_What you need to do_. Print the data exactly, leaving nothing out.

** START OF Material for this exercise **

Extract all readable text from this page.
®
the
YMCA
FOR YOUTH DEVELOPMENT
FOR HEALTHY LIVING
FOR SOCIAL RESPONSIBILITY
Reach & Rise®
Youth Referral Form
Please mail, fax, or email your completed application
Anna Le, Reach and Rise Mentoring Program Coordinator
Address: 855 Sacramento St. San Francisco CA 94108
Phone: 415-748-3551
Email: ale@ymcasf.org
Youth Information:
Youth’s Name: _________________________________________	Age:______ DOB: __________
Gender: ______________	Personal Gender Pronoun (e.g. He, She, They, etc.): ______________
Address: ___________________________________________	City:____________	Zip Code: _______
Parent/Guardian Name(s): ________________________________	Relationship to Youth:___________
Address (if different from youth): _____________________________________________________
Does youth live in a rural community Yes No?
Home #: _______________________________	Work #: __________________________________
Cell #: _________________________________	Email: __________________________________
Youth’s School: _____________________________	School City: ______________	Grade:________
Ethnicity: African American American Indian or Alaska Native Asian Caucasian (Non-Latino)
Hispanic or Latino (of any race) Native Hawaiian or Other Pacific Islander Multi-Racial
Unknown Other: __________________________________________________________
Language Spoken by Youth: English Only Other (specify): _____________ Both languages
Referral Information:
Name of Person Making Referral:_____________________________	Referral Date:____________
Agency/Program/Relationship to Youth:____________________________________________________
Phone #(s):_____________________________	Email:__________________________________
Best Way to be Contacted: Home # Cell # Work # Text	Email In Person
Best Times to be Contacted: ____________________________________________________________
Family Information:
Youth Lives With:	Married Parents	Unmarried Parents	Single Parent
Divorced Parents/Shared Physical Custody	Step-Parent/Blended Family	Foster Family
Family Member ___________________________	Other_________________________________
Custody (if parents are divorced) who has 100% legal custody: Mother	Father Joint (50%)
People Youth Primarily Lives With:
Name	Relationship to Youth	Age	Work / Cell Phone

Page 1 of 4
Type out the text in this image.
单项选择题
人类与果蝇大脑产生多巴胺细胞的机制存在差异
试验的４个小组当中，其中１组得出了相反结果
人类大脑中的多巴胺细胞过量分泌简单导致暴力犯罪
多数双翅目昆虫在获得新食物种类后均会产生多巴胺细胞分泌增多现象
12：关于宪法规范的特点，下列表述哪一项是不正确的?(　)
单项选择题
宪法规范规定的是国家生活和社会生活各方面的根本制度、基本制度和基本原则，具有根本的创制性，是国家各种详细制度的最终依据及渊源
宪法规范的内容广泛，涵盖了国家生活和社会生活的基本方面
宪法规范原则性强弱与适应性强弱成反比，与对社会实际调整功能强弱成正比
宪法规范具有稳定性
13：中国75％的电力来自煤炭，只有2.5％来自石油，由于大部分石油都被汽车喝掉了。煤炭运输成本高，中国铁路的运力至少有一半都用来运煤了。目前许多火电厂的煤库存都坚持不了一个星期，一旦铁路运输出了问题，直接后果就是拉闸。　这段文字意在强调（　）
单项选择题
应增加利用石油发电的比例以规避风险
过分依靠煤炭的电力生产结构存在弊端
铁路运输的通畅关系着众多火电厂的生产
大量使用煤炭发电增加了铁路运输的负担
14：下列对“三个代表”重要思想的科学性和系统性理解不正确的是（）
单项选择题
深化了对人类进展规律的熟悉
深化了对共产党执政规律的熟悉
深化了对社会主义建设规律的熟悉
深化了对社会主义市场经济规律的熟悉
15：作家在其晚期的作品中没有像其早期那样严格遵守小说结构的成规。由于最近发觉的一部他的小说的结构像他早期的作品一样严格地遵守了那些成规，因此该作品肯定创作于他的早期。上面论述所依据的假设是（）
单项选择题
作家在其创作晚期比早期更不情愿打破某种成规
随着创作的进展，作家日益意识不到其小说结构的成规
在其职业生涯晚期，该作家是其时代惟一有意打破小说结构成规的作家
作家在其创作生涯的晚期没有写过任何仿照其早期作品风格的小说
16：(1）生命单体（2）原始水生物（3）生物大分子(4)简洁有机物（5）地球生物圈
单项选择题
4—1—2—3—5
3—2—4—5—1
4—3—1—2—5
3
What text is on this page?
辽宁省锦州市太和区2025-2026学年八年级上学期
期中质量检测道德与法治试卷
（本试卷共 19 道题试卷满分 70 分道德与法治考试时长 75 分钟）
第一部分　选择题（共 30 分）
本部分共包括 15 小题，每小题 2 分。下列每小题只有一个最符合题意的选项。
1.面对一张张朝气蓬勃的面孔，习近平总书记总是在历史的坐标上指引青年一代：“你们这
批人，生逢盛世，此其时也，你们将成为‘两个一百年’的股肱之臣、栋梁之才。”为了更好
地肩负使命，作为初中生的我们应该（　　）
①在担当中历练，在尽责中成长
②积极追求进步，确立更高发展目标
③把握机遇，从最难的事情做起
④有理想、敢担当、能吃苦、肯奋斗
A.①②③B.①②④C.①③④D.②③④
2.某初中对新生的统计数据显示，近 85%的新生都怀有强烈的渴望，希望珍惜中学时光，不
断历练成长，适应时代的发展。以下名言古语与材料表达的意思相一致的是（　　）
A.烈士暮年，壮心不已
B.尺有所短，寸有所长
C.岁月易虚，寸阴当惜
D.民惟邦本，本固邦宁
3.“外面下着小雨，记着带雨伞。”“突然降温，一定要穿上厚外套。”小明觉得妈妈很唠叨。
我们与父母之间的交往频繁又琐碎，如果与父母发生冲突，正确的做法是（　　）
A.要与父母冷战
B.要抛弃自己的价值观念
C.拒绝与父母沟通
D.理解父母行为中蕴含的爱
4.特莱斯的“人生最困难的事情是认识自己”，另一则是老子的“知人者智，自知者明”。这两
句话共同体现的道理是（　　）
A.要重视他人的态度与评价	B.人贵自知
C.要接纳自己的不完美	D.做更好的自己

** END OF Material for this exercise **

_Written solution_.
Extract all readable text from this page.
®
the
YMCA
FOR YOUTH DEVELOPMENT
FOR HEALTHY LIVING
FOR SOCIAL RESPONSIBILITY
Reach & Rise®
Youth Referral Form
Please mail, fax, or email your completed application
Anna Le, Reach and Rise Mentoring Program Coordinator
Address: 855 Sacramento St. San Francisco CA 94108
Phone: 415-748-3551
Email: ale@ymcasf.org
Youth Information:
Youth’s Name: _________________________________________	Age:______ DOB: __________
Gender: ______________	Personal Gender Pronoun (e.g. He, She, They, etc.): ______________
Address: ___________________________________________	City:____________	Zip Code: _______
Parent/Guardian Name(s): ________________________________	Relationship to Youth:___________
Address (if different from youth): _____________________________________________________
Does youth live in a rural community Yes No?
Home #: _______________________________	Work #: __________________________________
Cell #: _________________________________	Email: __________________________________
Youth’s School: _____________________________	School City: ______________	Grade:________
Ethnicity: African American American Indian or Alaska Native Asian Caucasian (Non-Latino)
Hispanic or Latino (of any race) Native Hawaiian or Other Pacific Islander Multi-Racial
Unknown Other: __________________________________________________________
Language Spoken by Youth: English Only Other (specify): _____________ Both languages
Referral Information:
Name of Person Making Referral:_____________________________	Referral Date:____________
Agency/Program/Relationship to Youth:____________________________________________________
Phone #(s):_____________________________	Email:__________________________________
Best Way to be Contacted: Home # Cell # Work # Text	Email In Person
Best Times to be Contacted: ____________________________________________________________
Family Information:
Youth Lives With:	Married Parents	Unmarried Parents	Single Parent
Divorced Parents/Shared Physical Custody	Step-Parent/Blended Family	Foster Family
Family Member ___________________________	Other_________________________________
Custody (if parents are divorced) who has 100% legal custody: Mother	Father Joint (50%)
People Youth Primarily Lives With:
Name	Relationship to Youth	Age	Work / Cell Phone

Page 1 of 4
Type out the text in this image.
单项选择题
人类与果蝇大脑产生多巴胺细胞的机制存在差异
试验的４个小组当中，其中１组得出了相反结果
人类大脑中的多巴胺细胞过量分泌简单导致暴力犯罪
多数双翅目昆虫在获得新食物种类后均会产生多巴胺细胞分泌增多现象
12：关于宪法规范的特点，下列表述哪一项是不正确的?(　)
单项选择题
宪法规范规定的是国家生活和社会生活各方面的根本制度、基本制度和基本原则，具有根本的创制性，是国家各种详细制度的最终依据及渊源
宪法规范的内容广泛，涵盖了国家生活和社会生活的基本方面
宪法规范原则性强弱与适应性强弱成反比，与对社会实际调整功能强弱成正比
宪法规范具有稳定性
13：中国75％的电力来自煤炭，只有2.5％来自石油，由于大部分石油都被汽车喝掉了。煤炭运输成本高，中国铁路的运力至少有一半都用来运煤了。目前许多火电厂的煤库存都坚持不了一个星期，一旦铁路运输出了问题，直接后果就是拉闸。　这段文字意在强调（　）
单项选择题
应增加利用石油发电的比例以规避风险
过分依靠煤炭的电力生产结构存在弊端
铁路运输的通畅关系着众多火电厂的生产
大量使用煤炭发电增加了铁路运输的负担
14：下列对“三个代表”重要思想的科学性和系统性理解不正确的是（）
单项选择题
深化了对人类进展规律的熟悉
深化了对共产党执政规律的熟悉
深化了对社会主义建设规律的熟悉
深化了对社会主义市场经济规律的熟悉
15：作家在其晚期的作品中没有像其早期那样严格遵守小说结构的成规。由于最近发觉的一部他的小说的结构像他早期的作品一样严格地遵守了那些成规，因此该作品肯定创作于他的早期。上面论述所依据的假设是（）
单项选择题
作家在其创作晚期比早期更不情愿打破某种成规
随着创作的进展，作家日益意识不到其小说结构的成规
在其职业生涯晚期，该作家是其时代惟一有意打破小说结构成规的作家
作家在其创作生涯的晚期没有写过任何仿照其早期作品风格的小说
16：(1）生命单体（2）原始水生物（3）生物大分子(4)简洁有机物（5）地球生物圈
单项选择题
4—1—2—3—5
3—2—4—5—1
4—3—1—2—5
3
What text is on this page?
辽宁省锦州市太和区2025-2026学年八年级上学期
期中质量检测道德与法治试卷
（本试卷共 19 道题试卷满分 70 分道德与法治考试时长 75 分钟）
第一部分　选择题（共 30 分）
本部分共包括 15 小题，每小题 2 分。下列每小题只有一个最符合题意的选项。
1.面对一张张朝气蓬勃的面孔，习近平总书记总是在历史的坐标上指引青年一代：“你们这
批人，生逢盛世，此其时也，你们将成为‘两个一百年’的股肱之臣、栋梁之才。”为了更好
地肩负使命，作为初中生的我们应该（　　）
①在担当中历练，在尽责中成长
②积极追求进步，确立更高发展目标
③把握机遇，从最难的事情做起
④有理想、敢担当、能吃苦、肯奋斗
A.①②③B.①②④C.①③④D.②③④
2.某初中对新生的统计数据显示，近 85%的新生都怀有强烈的渴望，希望珍惜中学时光，不
断历练成长，适应时代的发展。以下名言古语与材料表达的意思相一致的是（　　）
A.烈士暮年，壮心不已
B.尺有所短，寸有所长
C.岁月易虚，寸阴当惜
D.民惟邦本，本固邦宁
3.“外面下着小雨，记着带雨伞。”“突然降温，一定要穿上厚外套。”小明觉得妈妈很唠叨。
我们与父母之间的交往频繁又琐碎，如果与父母发生冲突，正确的做法是（　　）
A.要与父母冷战
B.要抛弃自己的价值观念
C.拒绝与父母沟通
D.理解父母行为中蕴含的爱
4.特莱斯的“人生最困难的事情是认识自己”，另一则是老子的“知人者智，自知者明”。这两
句话共同体现的道理是（　　）
A.要重视他人的态度与评价	B.人贵自知
C.要接纳自己的不完美	D.做更好的自己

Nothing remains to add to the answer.